:: PROBLEM ::
Scan the records for the word "도로명주소는". Copy each line that includes it.

:: GIVEN RECORDS ::
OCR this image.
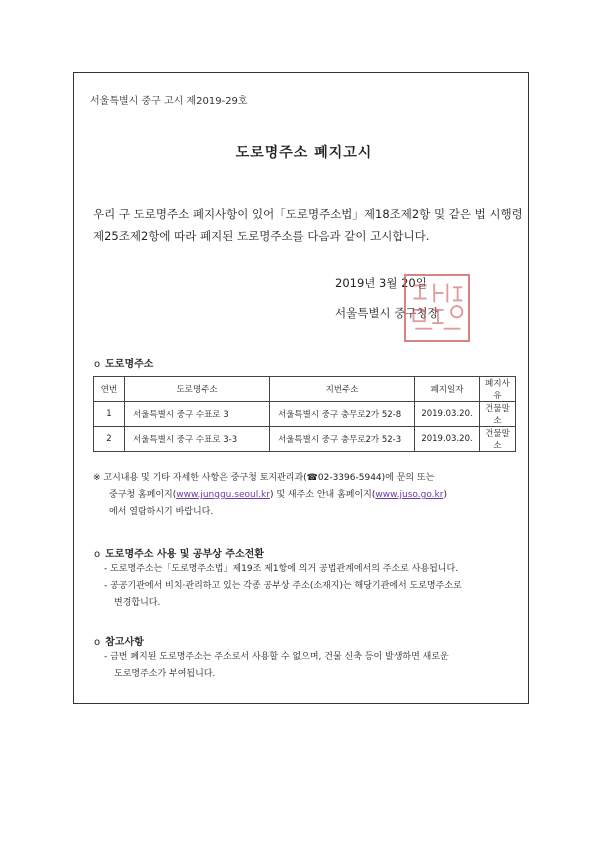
서울특별시 중구 고시 제2019-29호
도로명주소 폐지고시
우리 구 도로명주소 폐지사항이 있어「도로명주소법」제18조제2항 및 같은 법 시행령
제25조제2항에 따라 폐지된 도로명주소를 다음과 같이 고시합니다.
2019년 3월 20일
서울특별시 중구청장
o 도로명주소
연번	도로명주소	지번주소	폐지일자	폐지사유
1	서울특별시 중구 수표로 3	서울특별시 중구 충무로2가 52-8	2019.03.20.	건물말소
2	서울특별시 중구 수표로 3-3	서울특별시 중구 충무로2가 52-3	2019.03.20.	건물말소
※ 고시내용 및 기타 자세한 사항은 중구청 토지관리과(☎02-3396-5944)에 문의 또는
중구청 홈페이지(www.junggu.seoul.kr) 및 새주소 안내 홈페이지(www.juso.go.kr)
에서 열람하시기 바랍니다.
o 도로명주소 사용 및 공부상 주소전환
- 도로명주소는「도로명주소법」제19조 제1항에 의거 공법관계에서의 주소로 사용됩니다.
- 공공기관에서 비치·관리하고 있는 각종 공부상 주소(소재지)는 해당기관에서 도로명주소로
변경합니다.
o 참고사항
- 금번 폐지된 도로명주소는 주소로서 사용할 수 없으며, 건물 신축 등이 발생하면 새로운
도로명주소가 부여됩니다.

:: OUTPUT OF THE EXERCISE ::
- 도로명주소는「도로명주소법」제19조 제1항에 의거 공법관계에서의 주소로 사용됩니다.
- 금번 폐지된 도로명주소는 주소로서 사용할 수 없으며, 건물 신축 등이 발생하면 새로운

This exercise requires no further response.